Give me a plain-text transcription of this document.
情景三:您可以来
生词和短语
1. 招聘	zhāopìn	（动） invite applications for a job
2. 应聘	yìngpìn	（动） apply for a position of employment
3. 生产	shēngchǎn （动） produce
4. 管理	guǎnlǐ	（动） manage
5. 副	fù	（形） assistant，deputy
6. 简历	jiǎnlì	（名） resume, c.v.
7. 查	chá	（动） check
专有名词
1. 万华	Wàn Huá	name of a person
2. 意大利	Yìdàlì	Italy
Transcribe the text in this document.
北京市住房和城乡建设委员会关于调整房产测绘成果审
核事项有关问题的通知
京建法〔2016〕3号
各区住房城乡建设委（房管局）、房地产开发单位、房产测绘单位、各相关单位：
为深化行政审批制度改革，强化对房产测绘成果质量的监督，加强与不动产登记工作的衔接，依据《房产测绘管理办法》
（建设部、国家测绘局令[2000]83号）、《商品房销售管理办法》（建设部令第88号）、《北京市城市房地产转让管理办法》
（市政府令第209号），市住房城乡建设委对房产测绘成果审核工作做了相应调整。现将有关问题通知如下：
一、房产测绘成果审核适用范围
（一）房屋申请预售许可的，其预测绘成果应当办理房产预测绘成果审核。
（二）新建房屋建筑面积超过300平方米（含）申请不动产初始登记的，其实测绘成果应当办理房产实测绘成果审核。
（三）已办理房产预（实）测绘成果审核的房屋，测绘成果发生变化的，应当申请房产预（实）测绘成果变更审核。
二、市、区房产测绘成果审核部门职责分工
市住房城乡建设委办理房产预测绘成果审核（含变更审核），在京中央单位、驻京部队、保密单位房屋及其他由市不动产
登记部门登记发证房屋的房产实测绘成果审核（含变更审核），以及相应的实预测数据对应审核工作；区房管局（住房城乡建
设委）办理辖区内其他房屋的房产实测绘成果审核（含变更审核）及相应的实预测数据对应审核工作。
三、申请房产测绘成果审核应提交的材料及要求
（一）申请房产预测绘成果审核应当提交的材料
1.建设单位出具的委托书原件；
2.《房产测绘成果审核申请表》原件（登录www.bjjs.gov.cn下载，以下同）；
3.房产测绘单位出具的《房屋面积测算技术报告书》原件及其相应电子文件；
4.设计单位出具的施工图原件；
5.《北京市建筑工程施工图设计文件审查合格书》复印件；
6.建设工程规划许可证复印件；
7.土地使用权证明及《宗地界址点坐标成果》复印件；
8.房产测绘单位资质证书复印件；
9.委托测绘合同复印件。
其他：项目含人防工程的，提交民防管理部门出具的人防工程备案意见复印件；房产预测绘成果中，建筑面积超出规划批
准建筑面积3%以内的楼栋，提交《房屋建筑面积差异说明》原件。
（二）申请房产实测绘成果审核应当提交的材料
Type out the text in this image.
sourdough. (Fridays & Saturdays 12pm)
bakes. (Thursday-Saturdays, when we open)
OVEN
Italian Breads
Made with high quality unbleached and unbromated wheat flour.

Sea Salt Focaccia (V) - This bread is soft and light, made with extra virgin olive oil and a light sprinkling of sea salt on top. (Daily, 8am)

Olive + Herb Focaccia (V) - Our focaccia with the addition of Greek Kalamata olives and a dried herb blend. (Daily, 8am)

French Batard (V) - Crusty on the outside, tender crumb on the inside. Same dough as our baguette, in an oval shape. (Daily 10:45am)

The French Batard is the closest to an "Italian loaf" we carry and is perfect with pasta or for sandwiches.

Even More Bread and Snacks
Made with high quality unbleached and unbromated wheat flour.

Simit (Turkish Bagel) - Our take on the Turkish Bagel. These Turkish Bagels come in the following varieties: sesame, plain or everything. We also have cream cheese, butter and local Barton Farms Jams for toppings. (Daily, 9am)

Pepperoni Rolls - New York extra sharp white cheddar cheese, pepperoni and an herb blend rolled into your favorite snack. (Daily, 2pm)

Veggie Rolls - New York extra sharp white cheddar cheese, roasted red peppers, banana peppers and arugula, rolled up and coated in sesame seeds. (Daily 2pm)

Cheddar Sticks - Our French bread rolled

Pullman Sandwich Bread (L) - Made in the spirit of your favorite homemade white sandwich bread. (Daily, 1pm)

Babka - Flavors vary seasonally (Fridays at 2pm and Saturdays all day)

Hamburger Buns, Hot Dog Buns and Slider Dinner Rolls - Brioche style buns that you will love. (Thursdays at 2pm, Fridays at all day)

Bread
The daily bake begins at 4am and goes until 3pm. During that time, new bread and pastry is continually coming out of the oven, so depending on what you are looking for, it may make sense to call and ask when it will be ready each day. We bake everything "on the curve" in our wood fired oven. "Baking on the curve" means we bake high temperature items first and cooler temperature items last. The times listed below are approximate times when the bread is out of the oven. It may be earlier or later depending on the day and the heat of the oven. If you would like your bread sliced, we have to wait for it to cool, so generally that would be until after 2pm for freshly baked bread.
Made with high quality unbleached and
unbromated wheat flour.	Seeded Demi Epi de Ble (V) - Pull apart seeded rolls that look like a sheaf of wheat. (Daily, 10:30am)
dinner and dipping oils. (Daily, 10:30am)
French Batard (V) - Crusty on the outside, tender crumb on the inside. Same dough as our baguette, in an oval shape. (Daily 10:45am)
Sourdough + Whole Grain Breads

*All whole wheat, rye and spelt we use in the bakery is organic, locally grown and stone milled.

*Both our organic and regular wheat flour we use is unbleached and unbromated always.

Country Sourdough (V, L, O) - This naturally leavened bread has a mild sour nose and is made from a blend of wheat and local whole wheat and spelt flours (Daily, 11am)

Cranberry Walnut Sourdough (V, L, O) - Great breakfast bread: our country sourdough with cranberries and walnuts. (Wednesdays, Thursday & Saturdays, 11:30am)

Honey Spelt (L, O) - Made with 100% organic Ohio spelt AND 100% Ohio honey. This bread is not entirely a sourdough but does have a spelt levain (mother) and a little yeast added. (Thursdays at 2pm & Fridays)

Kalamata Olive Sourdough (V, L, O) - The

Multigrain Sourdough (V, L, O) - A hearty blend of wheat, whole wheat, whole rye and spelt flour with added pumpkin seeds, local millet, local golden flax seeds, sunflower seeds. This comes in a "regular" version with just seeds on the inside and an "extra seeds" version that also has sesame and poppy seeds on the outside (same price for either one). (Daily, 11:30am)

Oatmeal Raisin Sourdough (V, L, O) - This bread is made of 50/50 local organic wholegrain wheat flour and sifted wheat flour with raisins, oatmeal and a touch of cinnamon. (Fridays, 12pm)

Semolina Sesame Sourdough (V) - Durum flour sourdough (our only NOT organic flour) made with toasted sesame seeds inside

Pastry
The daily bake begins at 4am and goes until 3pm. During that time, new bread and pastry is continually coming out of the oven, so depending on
--*--
Reproduce the entries above exactly.

Give me a plain-text transcription of this document.
情景三:您可以来
生词和短语
1. 招聘	zhāopìn	（动） invite applications for a job
2. 应聘	yìngpìn	（动） apply for a position of employment
3. 生产	shēngchǎn （动） produce
4. 管理	guǎnlǐ	（动） manage
5. 副	fù	（形） assistant，deputy
6. 简历	jiǎnlì	（名） resume, c.v.
7. 查	chá	（动） check
专有名词
1. 万华	Wàn Huá	name of a person
2. 意大利	Yìdàlì	Italy
Transcribe the text in this document.
北京市住房和城乡建设委员会关于调整房产测绘成果审
核事项有关问题的通知
京建法〔2016〕3号
各区住房城乡建设委（房管局）、房地产开发单位、房产测绘单位、各相关单位：
为深化行政审批制度改革，强化对房产测绘成果质量的监督，加强与不动产登记工作的衔接，依据《房产测绘管理办法》
（建设部、国家测绘局令[2000]83号）、《商品房销售管理办法》（建设部令第88号）、《北京市城市房地产转让管理办法》
（市政府令第209号），市住房城乡建设委对房产测绘成果审核工作做了相应调整。现将有关问题通知如下：
一、房产测绘成果审核适用范围
（一）房屋申请预售许可的，其预测绘成果应当办理房产预测绘成果审核。
（二）新建房屋建筑面积超过300平方米（含）申请不动产初始登记的，其实测绘成果应当办理房产实测绘成果审核。
（三）已办理房产预（实）测绘成果审核的房屋，测绘成果发生变化的，应当申请房产预（实）测绘成果变更审核。
二、市、区房产测绘成果审核部门职责分工
市住房城乡建设委办理房产预测绘成果审核（含变更审核），在京中央单位、驻京部队、保密单位房屋及其他由市不动产
登记部门登记发证房屋的房产实测绘成果审核（含变更审核），以及相应的实预测数据对应审核工作；区房管局（住房城乡建
设委）办理辖区内其他房屋的房产实测绘成果审核（含变更审核）及相应的实预测数据对应审核工作。
三、申请房产测绘成果审核应提交的材料及要求
（一）申请房产预测绘成果审核应当提交的材料
1.建设单位出具的委托书原件；
2.《房产测绘成果审核申请表》原件（登录www.bjjs.gov.cn下载，以下同）；
3.房产测绘单位出具的《房屋面积测算技术报告书》原件及其相应电子文件；
4.设计单位出具的施工图原件；
5.《北京市建筑工程施工图设计文件审查合格书》复印件；
6.建设工程规划许可证复印件；
7.土地使用权证明及《宗地界址点坐标成果》复印件；
8.房产测绘单位资质证书复印件；
9.委托测绘合同复印件。
其他：项目含人防工程的，提交民防管理部门出具的人防工程备案意见复印件；房产预测绘成果中，建筑面积超出规划批
准建筑面积3%以内的楼栋，提交《房屋建筑面积差异说明》原件。
（二）申请房产实测绘成果审核应当提交的材料
Type out the text in this image.
sourdough. (Fridays & Saturdays 12pm)
bakes. (Thursday-Saturdays, when we open)
OVEN
Italian Breads
Made with high quality unbleached and unbromated wheat flour.

Sea Salt Focaccia (V) - This bread is soft and light, made with extra virgin olive oil and a light sprinkling of sea salt on top. (Daily, 8am)

Olive + Herb Focaccia (V) - Our focaccia with the addition of Greek Kalamata olives and a dried herb blend. (Daily, 8am)

French Batard (V) - Crusty on the outside, tender crumb on the inside. Same dough as our baguette, in an oval shape. (Daily 10:45am)

The French Batard is the closest to an "Italian loaf" we carry and is perfect with pasta or for sandwiches.

Even More Bread and Snacks
Made with high quality unbleached and unbromated wheat flour.

Simit (Turkish Bagel) - Our take on the Turkish Bagel. These Turkish Bagels come in the following varieties: sesame, plain or everything. We also have cream cheese, butter and local Barton Farms Jams for toppings. (Daily, 9am)

Pepperoni Rolls - New York extra sharp white cheddar cheese, pepperoni and an herb blend rolled into your favorite snack. (Daily, 2pm)

Veggie Rolls - New York extra sharp white cheddar cheese, roasted red peppers, banana peppers and arugula, rolled up and coated in sesame seeds. (Daily 2pm)

Cheddar Sticks - Our French bread rolled

Pullman Sandwich Bread (L) - Made in the spirit of your favorite homemade white sandwich bread. (Daily, 1pm)

Babka - Flavors vary seasonally (Fridays at 2pm and Saturdays all day)

Hamburger Buns, Hot Dog Buns and Slider Dinner Rolls - Brioche style buns that you will love. (Thursdays at 2pm, Fridays at all day)

Bread
The daily bake begins at 4am and goes until 3pm. During that time, new bread and pastry is continually coming out of the oven, so depending on what you are looking for, it may make sense to call and ask when it will be ready each day. We bake everything "on the curve" in our wood fired oven. "Baking on the curve" means we bake high temperature items first and cooler temperature items last. The times listed below are approximate times when the bread is out of the oven. It may be earlier or later depending on the day and the heat of the oven. If you would like your bread sliced, we have to wait for it to cool, so generally that would be until after 2pm for freshly baked bread.
Made with high quality unbleached and
unbromated wheat flour.	Seeded Demi Epi de Ble (V) - Pull apart seeded rolls that look like a sheaf of wheat. (Daily, 10:30am)
dinner and dipping oils. (Daily, 10:30am)
French Batard (V) - Crusty on the outside, tender crumb on the inside. Same dough as our baguette, in an oval shape. (Daily 10:45am)
Sourdough + Whole Grain Breads

*All whole wheat, rye and spelt we use in the bakery is organic, locally grown and stone milled.

*Both our organic and regular wheat flour we use is unbleached and unbromated always.

Country Sourdough (V, L, O) - This naturally leavened bread has a mild sour nose and is made from a blend of wheat and local whole wheat and spelt flours (Daily, 11am)

Cranberry Walnut Sourdough (V, L, O) - Great breakfast bread: our country sourdough with cranberries and walnuts. (Wednesdays, Thursday & Saturdays, 11:30am)

Honey Spelt (L, O) - Made with 100% organic Ohio spelt AND 100% Ohio honey. This bread is not entirely a sourdough but does have a spelt levain (mother) and a little yeast added. (Thursdays at 2pm & Fridays)

Kalamata Olive Sourdough (V, L, O) - The

Multigrain Sourdough (V, L, O) - A hearty blend of wheat, whole wheat, whole rye and spelt flour with added pumpkin seeds, local millet, local golden flax seeds, sunflower seeds. This comes in a "regular" version with just seeds on the inside and an "extra seeds" version that also has sesame and poppy seeds on the outside (same price for either one). (Daily, 11:30am)

Oatmeal Raisin Sourdough (V, L, O) - This bread is made of 50/50 local organic wholegrain wheat flour and sifted wheat flour with raisins, oatmeal and a touch of cinnamon. (Fridays, 12pm)

Semolina Sesame Sourdough (V) - Durum flour sourdough (our only NOT organic flour) made with toasted sesame seeds inside

Pastry
The daily bake begins at 4am and goes until 3pm. During that time, new bread and pastry is continually coming out of the oven, so depending on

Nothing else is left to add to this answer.